### EXERCISE MATERIALS
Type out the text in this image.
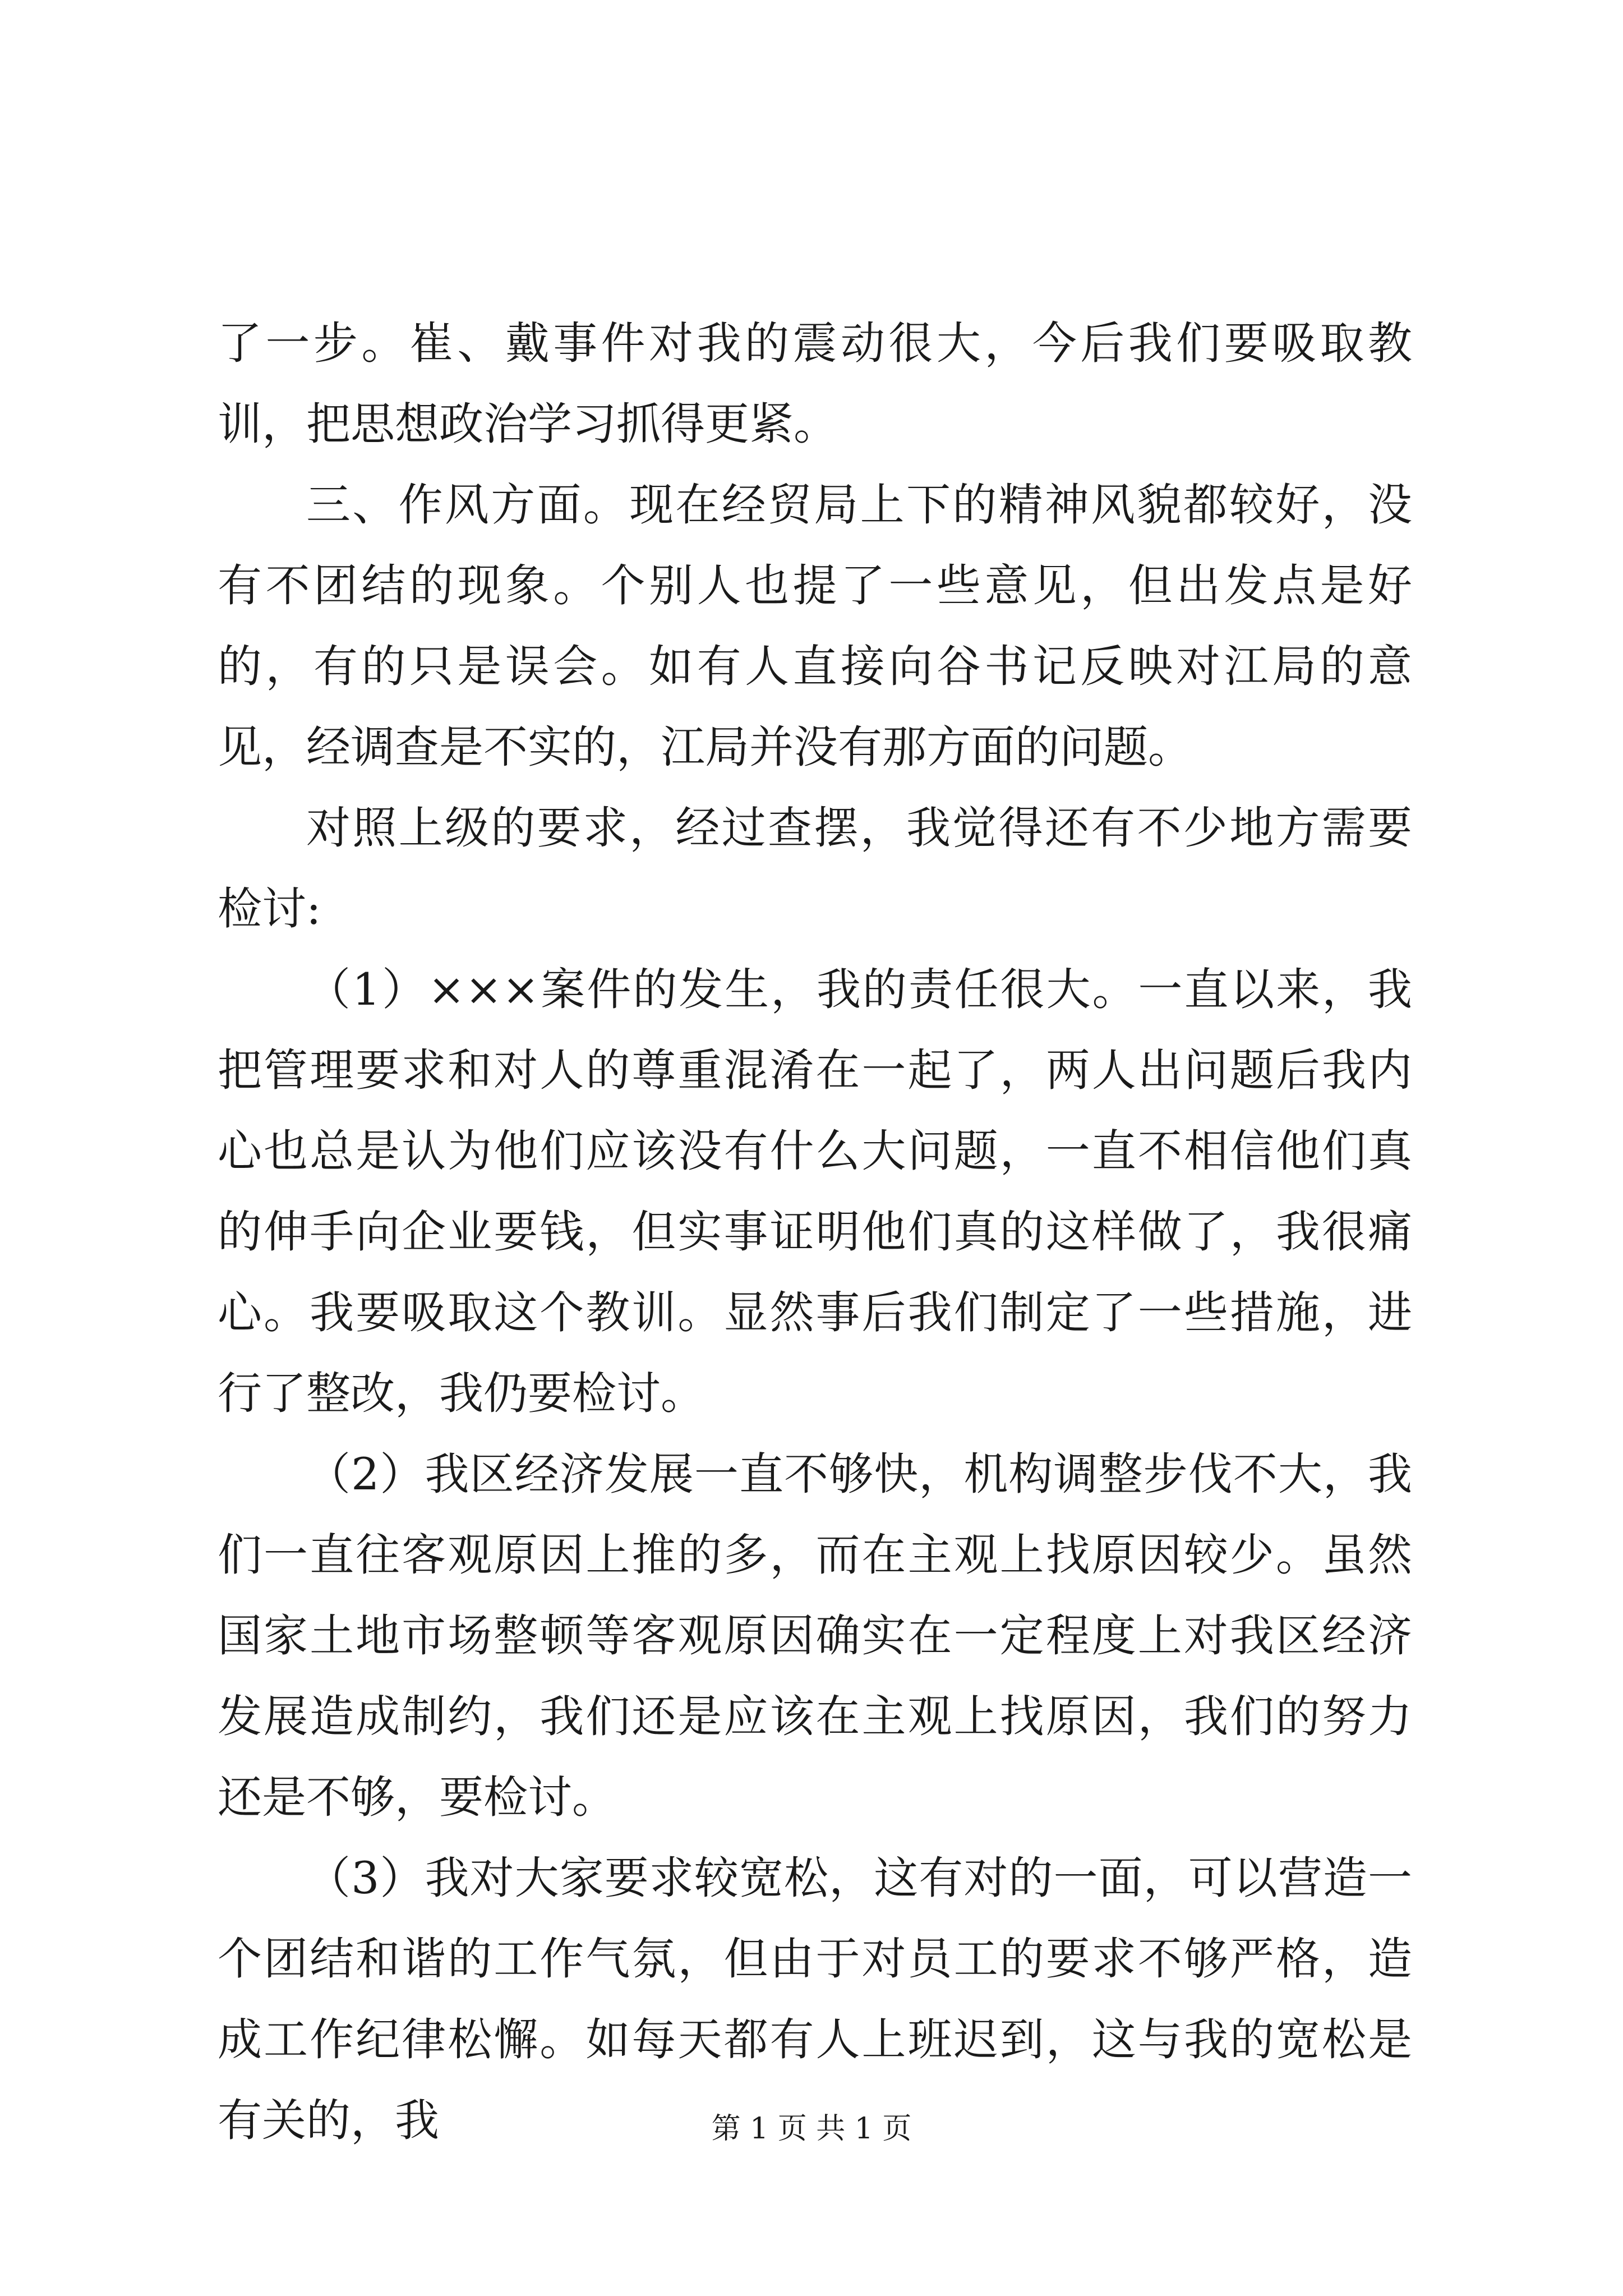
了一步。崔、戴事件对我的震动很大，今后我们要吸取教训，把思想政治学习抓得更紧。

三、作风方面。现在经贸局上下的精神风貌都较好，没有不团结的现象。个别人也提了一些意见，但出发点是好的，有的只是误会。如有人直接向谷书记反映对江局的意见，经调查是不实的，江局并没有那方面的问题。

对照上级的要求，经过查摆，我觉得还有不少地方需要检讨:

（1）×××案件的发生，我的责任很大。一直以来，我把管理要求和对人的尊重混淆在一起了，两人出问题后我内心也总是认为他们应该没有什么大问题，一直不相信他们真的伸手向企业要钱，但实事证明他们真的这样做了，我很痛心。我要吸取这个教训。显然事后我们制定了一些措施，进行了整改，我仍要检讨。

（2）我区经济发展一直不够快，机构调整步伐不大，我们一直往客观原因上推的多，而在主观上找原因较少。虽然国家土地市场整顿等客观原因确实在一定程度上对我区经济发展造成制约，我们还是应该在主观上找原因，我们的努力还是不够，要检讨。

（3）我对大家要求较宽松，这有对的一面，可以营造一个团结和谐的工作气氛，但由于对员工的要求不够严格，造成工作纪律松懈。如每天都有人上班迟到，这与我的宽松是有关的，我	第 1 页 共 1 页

### OBJECTIVE
Above are records with pictures; repeat the records exactly and leave the pictures out.

### WRITTEN ANSWER
Type out the text in this image.
了一步。崔、戴事件对我的震动很大，今后我们要吸取教训，把思想政治学习抓得更紧。

三、作风方面。现在经贸局上下的精神风貌都较好，没有不团结的现象。个别人也提了一些意见，但出发点是好的，有的只是误会。如有人直接向谷书记反映对江局的意见，经调查是不实的，江局并没有那方面的问题。

对照上级的要求，经过查摆，我觉得还有不少地方需要检讨:

（1）×××案件的发生，我的责任很大。一直以来，我把管理要求和对人的尊重混淆在一起了，两人出问题后我内心也总是认为他们应该没有什么大问题，一直不相信他们真的伸手向企业要钱，但实事证明他们真的这样做了，我很痛心。我要吸取这个教训。显然事后我们制定了一些措施，进行了整改，我仍要检讨。

（2）我区经济发展一直不够快，机构调整步伐不大，我们一直往客观原因上推的多，而在主观上找原因较少。虽然国家土地市场整顿等客观原因确实在一定程度上对我区经济发展造成制约，我们还是应该在主观上找原因，我们的努力还是不够，要检讨。

（3）我对大家要求较宽松，这有对的一面，可以营造一个团结和谐的工作气氛，但由于对员工的要求不够严格，造成工作纪律松懈。如每天都有人上班迟到，这与我的宽松是有关的，我	第 1 页 共 1 页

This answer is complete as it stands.